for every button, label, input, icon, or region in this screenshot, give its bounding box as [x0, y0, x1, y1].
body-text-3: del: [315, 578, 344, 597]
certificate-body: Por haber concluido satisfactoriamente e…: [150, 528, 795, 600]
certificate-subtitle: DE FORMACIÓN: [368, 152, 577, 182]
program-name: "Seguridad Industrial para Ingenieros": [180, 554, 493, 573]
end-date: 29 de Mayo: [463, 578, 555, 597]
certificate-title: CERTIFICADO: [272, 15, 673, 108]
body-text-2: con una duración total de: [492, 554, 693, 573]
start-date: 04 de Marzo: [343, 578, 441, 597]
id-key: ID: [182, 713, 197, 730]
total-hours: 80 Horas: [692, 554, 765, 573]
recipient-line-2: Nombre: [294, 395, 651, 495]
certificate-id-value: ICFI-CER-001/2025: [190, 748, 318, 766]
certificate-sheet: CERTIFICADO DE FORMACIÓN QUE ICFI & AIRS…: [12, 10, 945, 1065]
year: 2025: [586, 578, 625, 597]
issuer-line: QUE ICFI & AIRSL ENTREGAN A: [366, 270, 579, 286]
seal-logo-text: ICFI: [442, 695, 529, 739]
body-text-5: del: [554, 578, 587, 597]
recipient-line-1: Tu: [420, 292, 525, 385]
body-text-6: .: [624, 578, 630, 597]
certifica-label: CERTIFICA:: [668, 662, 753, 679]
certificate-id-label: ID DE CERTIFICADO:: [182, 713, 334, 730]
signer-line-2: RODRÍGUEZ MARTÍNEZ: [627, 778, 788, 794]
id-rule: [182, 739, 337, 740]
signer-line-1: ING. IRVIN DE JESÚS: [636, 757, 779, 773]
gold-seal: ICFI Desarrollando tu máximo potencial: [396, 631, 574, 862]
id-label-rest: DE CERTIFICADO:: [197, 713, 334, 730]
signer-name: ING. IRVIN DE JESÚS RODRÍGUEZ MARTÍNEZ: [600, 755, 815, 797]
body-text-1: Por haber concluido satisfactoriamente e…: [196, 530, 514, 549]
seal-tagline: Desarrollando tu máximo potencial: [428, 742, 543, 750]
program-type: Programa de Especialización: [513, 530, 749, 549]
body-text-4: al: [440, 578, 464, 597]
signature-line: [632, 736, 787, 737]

§ §

TASK TO CARRY OUT: Give every line shown above as a JSON list of strings, one string per line, omitting blank lines.

FINISHED EXERCISE:
[
  "for every button, label, input, icon, or region in this screenshot, give its bounding box as [x0, y0, x1, y1].",
  "body-text-3: del: [315, 578, 344, 597]",
  "certificate-body: Por haber concluido satisfactoriamente e…: [150, 528, 795, 600]",
  "certificate-subtitle: DE FORMACIÓN: [368, 152, 577, 182]",
  "program-name: \"Seguridad Industrial para Ingenieros\": [180, 554, 493, 573]",
  "end-date: 29 de Mayo: [463, 578, 555, 597]",
  "certificate-title: CERTIFICADO: [272, 15, 673, 108]",
  "body-text-2: con una duración total de: [492, 554, 693, 573]",
  "start-date: 04 de Marzo: [343, 578, 441, 597]",
  "id-key: ID: [182, 713, 197, 730]",
  "total-hours: 80 Horas: [692, 554, 765, 573]",
  "recipient-line-2: Nombre: [294, 395, 651, 495]",
  "certificate-id-value: ICFI-CER-001/2025: [190, 748, 318, 766]",
  "certificate-sheet: CERTIFICADO DE FORMACIÓN QUE ICFI & AIRS…: [12, 10, 945, 1065]",
  "year: 2025: [586, 578, 625, 597]",
  "issuer-line: QUE ICFI & AIRSL ENTREGAN A: [366, 270, 579, 286]",
  "seal-logo-text: ICFI: [442, 695, 529, 739]",
  "body-text-5: del: [554, 578, 587, 597]",
  "recipient-line-1: Tu: [420, 292, 525, 385]",
  "body-text-6: .: [624, 578, 630, 597]",
  "certifica-label: CERTIFICA:: [668, 662, 753, 679]",
  "certificate-id-label: ID DE CERTIFICADO:: [182, 713, 334, 730]",
  "signer-line-2: RODRÍGUEZ MARTÍNEZ: [627, 778, 788, 794]",
  "id-rule: [182, 739, 337, 740]",
  "signer-line-1: ING. IRVIN DE JESÚS: [636, 757, 779, 773]",
  "gold-seal: ICFI Desarrollando tu máximo potencial: [396, 631, 574, 862]",
  "id-label-rest: DE CERTIFICADO:: [197, 713, 334, 730]",
  "signer-name: ING. IRVIN DE JESÚS RODRÍGUEZ MARTÍNEZ: [600, 755, 815, 797]",
  "body-text-1: Por haber concluido satisfactoriamente e…: [196, 530, 514, 549]",
  "seal-tagline: Desarrollando tu máximo potencial: [428, 742, 543, 750]",
  "program-type: Programa de Especialización: [513, 530, 749, 549]",
  "body-text-4: al: [440, 578, 464, 597]",
  "signature-line: [632, 736, 787, 737]"
]